SET TASK — Copy out all lines where "짝사랑은" appears.

--- start of RAW DATA ---

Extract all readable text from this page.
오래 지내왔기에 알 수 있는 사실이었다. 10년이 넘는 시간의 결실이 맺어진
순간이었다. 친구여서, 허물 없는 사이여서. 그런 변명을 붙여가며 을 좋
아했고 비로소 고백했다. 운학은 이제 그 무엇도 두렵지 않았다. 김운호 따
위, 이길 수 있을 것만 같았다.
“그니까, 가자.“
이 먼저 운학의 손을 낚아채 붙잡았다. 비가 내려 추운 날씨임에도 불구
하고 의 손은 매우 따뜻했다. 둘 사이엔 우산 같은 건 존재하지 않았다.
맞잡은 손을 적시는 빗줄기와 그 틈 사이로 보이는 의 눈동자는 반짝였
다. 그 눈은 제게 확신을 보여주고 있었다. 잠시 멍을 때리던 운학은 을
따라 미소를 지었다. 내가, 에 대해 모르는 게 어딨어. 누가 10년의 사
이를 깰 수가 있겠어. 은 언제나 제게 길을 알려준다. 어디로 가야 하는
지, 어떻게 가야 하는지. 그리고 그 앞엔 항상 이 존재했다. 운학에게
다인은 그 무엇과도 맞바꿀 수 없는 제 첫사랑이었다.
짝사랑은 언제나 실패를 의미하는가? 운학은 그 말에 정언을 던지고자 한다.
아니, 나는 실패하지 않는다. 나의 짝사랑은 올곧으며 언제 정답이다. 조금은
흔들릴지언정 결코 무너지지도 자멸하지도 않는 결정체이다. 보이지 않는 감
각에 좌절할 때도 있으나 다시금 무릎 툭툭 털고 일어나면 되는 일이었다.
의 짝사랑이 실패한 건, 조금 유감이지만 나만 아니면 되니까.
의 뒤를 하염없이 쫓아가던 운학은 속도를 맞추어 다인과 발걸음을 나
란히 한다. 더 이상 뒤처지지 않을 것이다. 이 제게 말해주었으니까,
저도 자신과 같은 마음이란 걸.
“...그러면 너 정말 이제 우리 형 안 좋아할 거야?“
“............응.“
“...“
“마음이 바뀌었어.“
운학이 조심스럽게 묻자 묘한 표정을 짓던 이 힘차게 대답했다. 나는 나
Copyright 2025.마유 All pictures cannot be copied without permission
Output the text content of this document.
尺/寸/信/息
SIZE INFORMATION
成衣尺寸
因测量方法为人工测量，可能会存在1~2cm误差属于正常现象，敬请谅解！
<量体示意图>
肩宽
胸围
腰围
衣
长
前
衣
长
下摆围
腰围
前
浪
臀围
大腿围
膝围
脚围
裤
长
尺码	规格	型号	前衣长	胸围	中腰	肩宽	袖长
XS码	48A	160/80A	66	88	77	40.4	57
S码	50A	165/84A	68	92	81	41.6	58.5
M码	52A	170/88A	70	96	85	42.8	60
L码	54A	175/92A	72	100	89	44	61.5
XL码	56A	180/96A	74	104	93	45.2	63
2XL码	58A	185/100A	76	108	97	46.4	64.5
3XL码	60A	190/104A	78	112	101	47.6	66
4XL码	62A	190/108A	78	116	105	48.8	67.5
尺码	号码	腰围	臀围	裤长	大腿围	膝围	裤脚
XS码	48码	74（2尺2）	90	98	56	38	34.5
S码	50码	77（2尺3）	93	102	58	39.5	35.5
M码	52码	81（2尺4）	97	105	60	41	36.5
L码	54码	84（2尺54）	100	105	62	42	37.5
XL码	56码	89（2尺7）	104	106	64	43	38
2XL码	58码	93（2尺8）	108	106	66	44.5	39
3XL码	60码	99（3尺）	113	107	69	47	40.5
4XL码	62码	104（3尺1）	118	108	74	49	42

--- end of RAW DATA ---

ANSWER TO THE TASK —
짝사랑은 언제나 실패를 의미하는가? 운학은 그 말에 정언을 던지고자 한다.
아니, 나는 실패하지 않는다. 나의 짝사랑은 올곧으며 언제 정답이다. 조금은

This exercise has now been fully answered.